GOAL OF THE EXERCISE: Identify the lines bearing the string "αυτόνομων" and gather them.

RECORDS FOR THIS EXERCISE:

.....

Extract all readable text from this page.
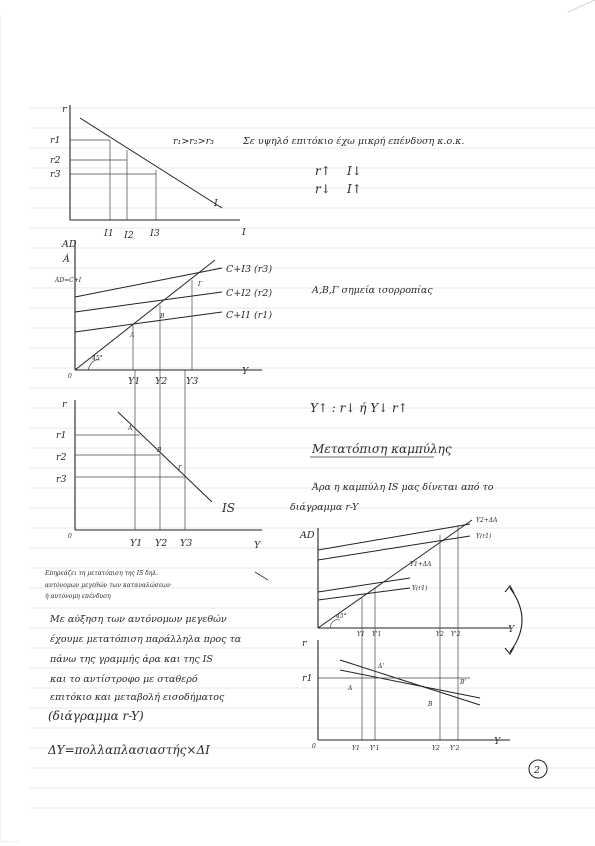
r
r1
r2
r3
I1 I2 I3	I
I
r₁>r₂>r₃	Σε υψηλό επιτόκιο έχω μικρή επένδυση κ.ο.κ.
r↑ I↓
r↓ I↑
AD
Ȧ
AD=C+I
45°
C+I3 (r3)
C+I2 (r2)
C+I1 (r1)
A
B
Γ
Y1 Y2 Y3
Y
0
Α,Β,Γ σημεία ισορροπίας
r
r1
r2
r3
A
B
Γ
IS
Y1 Y2 Y3	Y
0
Y↑ : r↓ ή Y↓ r↑
Μετατόπιση καμπύλης
Άρα η καμπύλη IS μας δίνεται από το
διάγραμμα r-Y
AD
Y2+ΔA
Y(r1)
Y1+ΔA
Y(r1)
45°
Y1 Y'1	Y2 Y'2	Y
r
r1
A
A'
B
B'
Y1 Y'1	Y2 Y'2
Y
0
Επηρεάζει τη μετατόπιση της IS δηλ.
αυτόνομων μεγεθών των καταναλώσεων
ή αυτόνομη επένδυση
Με αύξηση των αυτόνομων μεγεθών
έχουμε μετατόπιση παράλληλα προς τα
πάνω της γραμμής άρα και της IS
και το αντίστροφο με σταθερό
επιτόκιο και μεταβολή εισοδήματος
(διάγραμμα r-Y)
ΔY=πολλαπλασιαστής×ΔI
2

.....

OUTPUT OF THE EXERCISE:
αυτόνομων μεγεθών των καταναλώσεων
Με αύξηση των αυτόνομων μεγεθών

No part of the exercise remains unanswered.